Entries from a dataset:
****
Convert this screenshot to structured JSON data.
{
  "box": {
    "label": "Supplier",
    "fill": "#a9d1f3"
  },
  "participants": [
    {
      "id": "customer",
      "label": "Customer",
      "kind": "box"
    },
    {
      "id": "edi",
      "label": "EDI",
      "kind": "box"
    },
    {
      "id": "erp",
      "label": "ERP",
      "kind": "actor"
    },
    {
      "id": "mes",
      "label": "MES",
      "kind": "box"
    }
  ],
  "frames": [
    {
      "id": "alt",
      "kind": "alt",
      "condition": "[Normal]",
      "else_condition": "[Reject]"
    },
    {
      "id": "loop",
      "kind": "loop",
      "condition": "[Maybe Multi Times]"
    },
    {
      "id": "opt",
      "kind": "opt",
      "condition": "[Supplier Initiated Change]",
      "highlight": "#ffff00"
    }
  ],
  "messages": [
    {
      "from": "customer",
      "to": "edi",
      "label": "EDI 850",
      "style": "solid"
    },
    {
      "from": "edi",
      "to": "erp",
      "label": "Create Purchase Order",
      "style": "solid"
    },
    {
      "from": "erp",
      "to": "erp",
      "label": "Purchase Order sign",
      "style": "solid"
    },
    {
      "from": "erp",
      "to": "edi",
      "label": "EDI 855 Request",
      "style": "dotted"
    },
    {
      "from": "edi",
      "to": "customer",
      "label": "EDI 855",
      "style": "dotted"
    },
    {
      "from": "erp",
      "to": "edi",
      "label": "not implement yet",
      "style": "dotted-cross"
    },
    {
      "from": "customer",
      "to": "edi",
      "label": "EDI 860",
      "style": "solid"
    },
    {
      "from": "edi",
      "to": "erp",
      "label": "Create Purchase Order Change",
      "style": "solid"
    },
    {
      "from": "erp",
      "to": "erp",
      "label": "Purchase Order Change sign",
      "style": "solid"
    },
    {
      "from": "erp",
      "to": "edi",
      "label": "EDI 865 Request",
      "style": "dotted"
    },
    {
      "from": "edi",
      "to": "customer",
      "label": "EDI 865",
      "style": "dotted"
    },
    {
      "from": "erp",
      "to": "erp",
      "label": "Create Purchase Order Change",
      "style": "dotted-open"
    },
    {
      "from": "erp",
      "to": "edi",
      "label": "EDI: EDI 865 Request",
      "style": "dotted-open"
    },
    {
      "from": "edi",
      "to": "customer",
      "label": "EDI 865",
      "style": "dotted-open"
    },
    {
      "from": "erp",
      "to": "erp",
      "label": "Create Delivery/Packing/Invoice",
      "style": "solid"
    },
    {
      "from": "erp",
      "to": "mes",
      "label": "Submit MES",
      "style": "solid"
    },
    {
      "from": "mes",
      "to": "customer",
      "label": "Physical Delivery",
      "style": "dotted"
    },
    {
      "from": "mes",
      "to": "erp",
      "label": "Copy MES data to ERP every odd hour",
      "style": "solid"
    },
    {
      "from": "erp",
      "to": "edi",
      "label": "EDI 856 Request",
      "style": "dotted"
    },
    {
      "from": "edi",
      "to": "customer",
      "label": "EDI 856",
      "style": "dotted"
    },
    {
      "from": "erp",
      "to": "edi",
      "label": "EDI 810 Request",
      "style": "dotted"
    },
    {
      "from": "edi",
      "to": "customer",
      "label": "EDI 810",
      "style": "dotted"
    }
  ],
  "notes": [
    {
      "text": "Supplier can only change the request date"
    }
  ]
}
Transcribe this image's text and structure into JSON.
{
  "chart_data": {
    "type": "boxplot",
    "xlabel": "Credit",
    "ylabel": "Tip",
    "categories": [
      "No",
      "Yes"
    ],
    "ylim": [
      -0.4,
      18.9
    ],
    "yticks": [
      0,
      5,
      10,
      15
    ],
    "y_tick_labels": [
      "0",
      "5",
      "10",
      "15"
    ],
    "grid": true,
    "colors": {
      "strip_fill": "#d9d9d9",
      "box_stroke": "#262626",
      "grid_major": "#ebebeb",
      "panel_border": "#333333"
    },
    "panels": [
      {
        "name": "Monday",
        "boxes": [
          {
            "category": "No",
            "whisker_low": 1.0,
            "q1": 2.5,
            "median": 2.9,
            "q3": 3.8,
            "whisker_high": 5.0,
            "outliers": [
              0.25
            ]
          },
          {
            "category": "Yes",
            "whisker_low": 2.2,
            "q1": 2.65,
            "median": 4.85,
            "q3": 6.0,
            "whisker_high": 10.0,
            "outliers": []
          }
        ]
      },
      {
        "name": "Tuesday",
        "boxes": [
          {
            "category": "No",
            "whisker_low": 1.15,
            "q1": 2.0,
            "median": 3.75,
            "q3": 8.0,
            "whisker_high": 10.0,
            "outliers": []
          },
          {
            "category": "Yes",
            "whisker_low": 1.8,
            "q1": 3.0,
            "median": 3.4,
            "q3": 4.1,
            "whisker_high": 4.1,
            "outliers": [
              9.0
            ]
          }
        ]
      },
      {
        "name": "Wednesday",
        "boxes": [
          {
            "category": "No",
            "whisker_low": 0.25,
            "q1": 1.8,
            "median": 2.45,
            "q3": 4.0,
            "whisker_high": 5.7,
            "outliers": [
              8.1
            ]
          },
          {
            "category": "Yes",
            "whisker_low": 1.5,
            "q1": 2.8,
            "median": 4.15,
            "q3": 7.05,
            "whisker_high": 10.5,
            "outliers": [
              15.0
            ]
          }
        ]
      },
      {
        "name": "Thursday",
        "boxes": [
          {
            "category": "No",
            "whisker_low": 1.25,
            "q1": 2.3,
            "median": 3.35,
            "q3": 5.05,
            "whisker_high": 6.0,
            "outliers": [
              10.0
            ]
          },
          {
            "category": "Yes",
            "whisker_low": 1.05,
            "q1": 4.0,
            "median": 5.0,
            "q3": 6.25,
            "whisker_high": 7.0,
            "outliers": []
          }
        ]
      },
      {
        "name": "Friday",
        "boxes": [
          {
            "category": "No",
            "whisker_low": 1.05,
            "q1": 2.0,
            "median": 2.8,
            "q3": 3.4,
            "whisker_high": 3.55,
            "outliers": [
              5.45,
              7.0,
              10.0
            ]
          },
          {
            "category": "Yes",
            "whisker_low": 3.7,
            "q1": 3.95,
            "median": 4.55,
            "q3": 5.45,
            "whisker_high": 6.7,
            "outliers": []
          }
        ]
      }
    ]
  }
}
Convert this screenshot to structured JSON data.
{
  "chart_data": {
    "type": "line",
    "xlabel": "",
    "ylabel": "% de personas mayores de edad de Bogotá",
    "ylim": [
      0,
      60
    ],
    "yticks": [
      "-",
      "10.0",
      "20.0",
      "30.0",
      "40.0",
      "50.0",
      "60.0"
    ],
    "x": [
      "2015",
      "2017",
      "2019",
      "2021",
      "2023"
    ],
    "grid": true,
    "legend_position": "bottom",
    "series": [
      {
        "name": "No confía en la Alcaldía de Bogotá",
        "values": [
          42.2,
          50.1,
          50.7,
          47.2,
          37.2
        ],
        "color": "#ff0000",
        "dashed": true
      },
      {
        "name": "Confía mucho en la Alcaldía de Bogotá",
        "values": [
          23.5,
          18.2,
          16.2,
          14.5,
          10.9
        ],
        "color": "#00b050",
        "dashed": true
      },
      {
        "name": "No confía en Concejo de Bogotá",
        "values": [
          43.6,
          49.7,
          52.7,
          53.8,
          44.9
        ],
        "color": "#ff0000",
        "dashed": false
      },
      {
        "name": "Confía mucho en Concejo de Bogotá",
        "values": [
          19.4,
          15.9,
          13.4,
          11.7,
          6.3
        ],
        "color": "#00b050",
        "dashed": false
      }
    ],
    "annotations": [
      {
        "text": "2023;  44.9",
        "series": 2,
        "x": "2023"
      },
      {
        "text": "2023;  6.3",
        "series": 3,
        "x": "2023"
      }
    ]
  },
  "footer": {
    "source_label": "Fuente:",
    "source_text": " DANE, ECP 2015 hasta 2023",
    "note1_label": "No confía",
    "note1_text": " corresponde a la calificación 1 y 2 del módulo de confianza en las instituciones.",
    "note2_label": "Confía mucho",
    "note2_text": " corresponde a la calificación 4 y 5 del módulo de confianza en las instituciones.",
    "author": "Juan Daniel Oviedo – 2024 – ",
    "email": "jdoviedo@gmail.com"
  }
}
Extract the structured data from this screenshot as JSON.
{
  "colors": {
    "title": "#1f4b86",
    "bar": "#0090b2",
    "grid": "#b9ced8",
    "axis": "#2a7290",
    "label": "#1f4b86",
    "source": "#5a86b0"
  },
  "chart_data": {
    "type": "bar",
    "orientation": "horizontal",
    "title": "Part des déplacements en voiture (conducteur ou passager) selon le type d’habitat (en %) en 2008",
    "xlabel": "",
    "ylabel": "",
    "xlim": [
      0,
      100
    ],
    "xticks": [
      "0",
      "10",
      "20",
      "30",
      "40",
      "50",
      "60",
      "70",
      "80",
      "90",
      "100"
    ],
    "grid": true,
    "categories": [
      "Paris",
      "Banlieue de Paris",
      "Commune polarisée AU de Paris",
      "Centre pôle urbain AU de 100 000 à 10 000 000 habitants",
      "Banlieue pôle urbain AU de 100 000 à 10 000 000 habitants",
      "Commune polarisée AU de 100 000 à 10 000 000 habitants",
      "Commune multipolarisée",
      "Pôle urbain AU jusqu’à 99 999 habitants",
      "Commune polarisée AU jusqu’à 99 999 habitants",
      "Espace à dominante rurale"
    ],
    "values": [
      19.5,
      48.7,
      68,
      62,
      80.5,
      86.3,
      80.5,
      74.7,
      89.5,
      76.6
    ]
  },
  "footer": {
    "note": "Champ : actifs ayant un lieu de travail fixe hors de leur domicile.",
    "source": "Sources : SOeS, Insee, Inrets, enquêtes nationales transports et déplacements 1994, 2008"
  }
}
****
What to produce
Lines containing the word "módulo" must all be returned from the material above.

Completed exercise
    "note1_text": " corresponde a la calificación 1 y 2 del módulo de confianza en las instituciones.",
    "note2_text": " corresponde a la calificación 4 y 5 del módulo de confianza en las instituciones.",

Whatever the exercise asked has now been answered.